Extracted data entries

— Start —

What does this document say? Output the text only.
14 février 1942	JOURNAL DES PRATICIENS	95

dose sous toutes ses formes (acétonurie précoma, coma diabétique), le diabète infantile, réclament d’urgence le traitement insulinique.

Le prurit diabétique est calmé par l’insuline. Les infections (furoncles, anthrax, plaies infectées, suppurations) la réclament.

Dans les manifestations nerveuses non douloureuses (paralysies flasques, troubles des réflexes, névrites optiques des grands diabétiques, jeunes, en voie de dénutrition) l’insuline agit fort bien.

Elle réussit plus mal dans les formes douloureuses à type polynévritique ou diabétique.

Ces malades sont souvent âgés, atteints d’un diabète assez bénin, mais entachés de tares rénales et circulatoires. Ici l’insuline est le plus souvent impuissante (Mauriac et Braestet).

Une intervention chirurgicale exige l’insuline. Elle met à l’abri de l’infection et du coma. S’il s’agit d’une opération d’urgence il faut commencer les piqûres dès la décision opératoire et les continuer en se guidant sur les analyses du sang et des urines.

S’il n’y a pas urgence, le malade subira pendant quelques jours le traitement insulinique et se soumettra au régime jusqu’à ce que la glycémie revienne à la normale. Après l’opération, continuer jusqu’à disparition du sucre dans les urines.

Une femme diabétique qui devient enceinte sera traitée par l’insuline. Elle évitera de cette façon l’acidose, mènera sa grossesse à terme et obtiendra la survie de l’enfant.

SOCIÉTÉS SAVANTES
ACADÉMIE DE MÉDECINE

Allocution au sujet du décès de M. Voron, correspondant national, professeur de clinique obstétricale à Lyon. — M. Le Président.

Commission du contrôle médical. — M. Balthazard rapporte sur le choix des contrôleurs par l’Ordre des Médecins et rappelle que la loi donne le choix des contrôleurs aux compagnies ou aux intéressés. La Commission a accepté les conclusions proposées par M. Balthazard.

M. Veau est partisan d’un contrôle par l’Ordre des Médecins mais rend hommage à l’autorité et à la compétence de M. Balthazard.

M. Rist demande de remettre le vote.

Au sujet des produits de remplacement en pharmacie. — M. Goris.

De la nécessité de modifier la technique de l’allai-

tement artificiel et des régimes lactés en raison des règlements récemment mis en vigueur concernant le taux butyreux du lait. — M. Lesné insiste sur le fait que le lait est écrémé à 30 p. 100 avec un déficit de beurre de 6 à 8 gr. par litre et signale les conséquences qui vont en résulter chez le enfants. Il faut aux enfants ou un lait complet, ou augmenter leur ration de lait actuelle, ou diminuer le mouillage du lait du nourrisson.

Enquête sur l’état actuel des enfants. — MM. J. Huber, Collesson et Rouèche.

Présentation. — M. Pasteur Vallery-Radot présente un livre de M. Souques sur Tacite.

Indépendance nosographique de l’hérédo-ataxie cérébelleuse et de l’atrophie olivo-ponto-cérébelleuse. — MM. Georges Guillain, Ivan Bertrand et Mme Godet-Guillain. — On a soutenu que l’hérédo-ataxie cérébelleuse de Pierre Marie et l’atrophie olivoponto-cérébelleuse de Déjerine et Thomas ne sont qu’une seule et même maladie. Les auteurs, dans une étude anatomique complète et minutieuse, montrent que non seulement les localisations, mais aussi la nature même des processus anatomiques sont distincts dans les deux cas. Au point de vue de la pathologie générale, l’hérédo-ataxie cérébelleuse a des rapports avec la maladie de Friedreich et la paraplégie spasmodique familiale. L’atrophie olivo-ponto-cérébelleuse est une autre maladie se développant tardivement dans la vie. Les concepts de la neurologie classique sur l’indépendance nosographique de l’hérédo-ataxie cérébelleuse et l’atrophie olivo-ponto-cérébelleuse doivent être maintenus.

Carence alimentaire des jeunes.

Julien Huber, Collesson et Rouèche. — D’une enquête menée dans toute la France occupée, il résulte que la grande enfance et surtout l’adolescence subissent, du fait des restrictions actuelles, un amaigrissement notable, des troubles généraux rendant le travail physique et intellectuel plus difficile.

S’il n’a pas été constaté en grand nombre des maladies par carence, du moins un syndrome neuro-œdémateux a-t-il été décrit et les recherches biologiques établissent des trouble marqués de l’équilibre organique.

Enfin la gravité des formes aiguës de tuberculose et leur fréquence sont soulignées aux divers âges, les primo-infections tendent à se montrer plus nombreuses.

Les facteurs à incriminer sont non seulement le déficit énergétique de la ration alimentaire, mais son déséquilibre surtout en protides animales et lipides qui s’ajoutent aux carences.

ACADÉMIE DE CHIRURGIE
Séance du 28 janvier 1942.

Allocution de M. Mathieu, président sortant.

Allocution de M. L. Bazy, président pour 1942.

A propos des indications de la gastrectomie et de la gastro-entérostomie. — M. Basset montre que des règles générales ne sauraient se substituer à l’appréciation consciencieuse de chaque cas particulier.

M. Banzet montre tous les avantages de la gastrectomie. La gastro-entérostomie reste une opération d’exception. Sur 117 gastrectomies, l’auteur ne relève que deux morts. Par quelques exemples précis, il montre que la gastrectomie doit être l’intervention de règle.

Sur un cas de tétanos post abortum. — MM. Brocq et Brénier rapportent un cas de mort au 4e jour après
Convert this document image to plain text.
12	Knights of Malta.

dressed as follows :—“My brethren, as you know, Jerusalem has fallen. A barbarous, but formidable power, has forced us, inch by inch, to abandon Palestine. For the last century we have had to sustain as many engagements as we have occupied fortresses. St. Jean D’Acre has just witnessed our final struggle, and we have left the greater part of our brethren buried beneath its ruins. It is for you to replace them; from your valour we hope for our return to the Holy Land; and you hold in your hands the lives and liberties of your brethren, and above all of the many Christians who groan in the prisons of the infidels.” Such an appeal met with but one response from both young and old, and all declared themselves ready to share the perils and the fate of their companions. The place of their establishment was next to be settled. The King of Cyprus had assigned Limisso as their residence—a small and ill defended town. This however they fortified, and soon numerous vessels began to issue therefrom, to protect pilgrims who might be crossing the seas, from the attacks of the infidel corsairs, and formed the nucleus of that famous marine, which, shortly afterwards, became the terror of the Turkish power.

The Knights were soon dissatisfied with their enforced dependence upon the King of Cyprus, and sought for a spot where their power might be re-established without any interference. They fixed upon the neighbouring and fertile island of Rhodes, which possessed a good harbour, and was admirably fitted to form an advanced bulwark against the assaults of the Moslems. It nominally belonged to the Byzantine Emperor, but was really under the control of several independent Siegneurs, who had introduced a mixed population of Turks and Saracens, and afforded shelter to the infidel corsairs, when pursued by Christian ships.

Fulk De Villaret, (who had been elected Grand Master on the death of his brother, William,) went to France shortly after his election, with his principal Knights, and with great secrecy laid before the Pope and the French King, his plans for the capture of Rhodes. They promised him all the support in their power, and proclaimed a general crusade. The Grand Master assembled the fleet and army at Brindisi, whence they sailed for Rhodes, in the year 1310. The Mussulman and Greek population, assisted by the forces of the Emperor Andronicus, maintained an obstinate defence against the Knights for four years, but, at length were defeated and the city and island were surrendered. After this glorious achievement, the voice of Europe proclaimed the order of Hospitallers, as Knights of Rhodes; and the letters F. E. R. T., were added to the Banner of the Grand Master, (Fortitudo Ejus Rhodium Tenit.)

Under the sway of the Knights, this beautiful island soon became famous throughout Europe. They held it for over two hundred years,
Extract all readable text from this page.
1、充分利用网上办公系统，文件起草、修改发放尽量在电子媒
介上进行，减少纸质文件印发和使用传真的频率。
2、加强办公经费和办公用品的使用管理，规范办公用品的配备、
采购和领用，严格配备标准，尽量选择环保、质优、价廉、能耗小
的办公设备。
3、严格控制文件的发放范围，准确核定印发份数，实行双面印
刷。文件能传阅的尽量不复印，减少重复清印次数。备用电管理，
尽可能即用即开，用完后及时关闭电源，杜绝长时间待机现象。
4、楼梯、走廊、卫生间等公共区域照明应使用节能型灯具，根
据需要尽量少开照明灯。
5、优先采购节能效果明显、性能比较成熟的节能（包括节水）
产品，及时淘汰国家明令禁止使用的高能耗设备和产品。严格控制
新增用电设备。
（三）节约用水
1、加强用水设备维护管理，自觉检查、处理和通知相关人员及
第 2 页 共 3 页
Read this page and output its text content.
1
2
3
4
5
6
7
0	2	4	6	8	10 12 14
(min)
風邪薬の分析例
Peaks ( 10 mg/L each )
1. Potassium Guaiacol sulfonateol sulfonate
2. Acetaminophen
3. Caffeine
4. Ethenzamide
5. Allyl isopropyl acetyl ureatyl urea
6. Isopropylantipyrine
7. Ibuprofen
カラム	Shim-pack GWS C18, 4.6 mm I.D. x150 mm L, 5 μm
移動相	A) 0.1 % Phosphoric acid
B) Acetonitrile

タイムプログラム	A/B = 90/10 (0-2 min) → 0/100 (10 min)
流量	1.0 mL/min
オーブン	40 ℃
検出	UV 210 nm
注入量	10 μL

— End —

* **Instructions to follow**
The lines to reproduce run from the one that contains "Extract all readable text from this page." through the last line above; copy them exactly.

* **Result**
Extract all readable text from this page.
1、充分利用网上办公系统，文件起草、修改发放尽量在电子媒
介上进行，减少纸质文件印发和使用传真的频率。
2、加强办公经费和办公用品的使用管理，规范办公用品的配备、
采购和领用，严格配备标准，尽量选择环保、质优、价廉、能耗小
的办公设备。
3、严格控制文件的发放范围，准确核定印发份数，实行双面印
刷。文件能传阅的尽量不复印，减少重复清印次数。备用电管理，
尽可能即用即开，用完后及时关闭电源，杜绝长时间待机现象。
4、楼梯、走廊、卫生间等公共区域照明应使用节能型灯具，根
据需要尽量少开照明灯。
5、优先采购节能效果明显、性能比较成熟的节能（包括节水）
产品，及时淘汰国家明令禁止使用的高能耗设备和产品。严格控制
新增用电设备。
（三）节约用水
1、加强用水设备维护管理，自觉检查、处理和通知相关人员及
第 2 页 共 3 页
Read this page and output its text content.
1
2
3
4
5
6
7
0	2	4	6	8	10 12 14
(min)
風邪薬の分析例
Peaks ( 10 mg/L each )
1. Potassium Guaiacol sulfonateol sulfonate
2. Acetaminophen
3. Caffeine
4. Ethenzamide
5. Allyl isopropyl acetyl ureatyl urea
6. Isopropylantipyrine
7. Ibuprofen
カラム	Shim-pack GWS C18, 4.6 mm I.D. x150 mm L, 5 μm
移動相	A) 0.1 % Phosphoric acid
B) Acetonitrile

タイムプログラム	A/B = 90/10 (0-2 min) → 0/100 (10 min)
流量	1.0 mL/min
オーブン	40 ℃
検出	UV 210 nm
注入量	10 μL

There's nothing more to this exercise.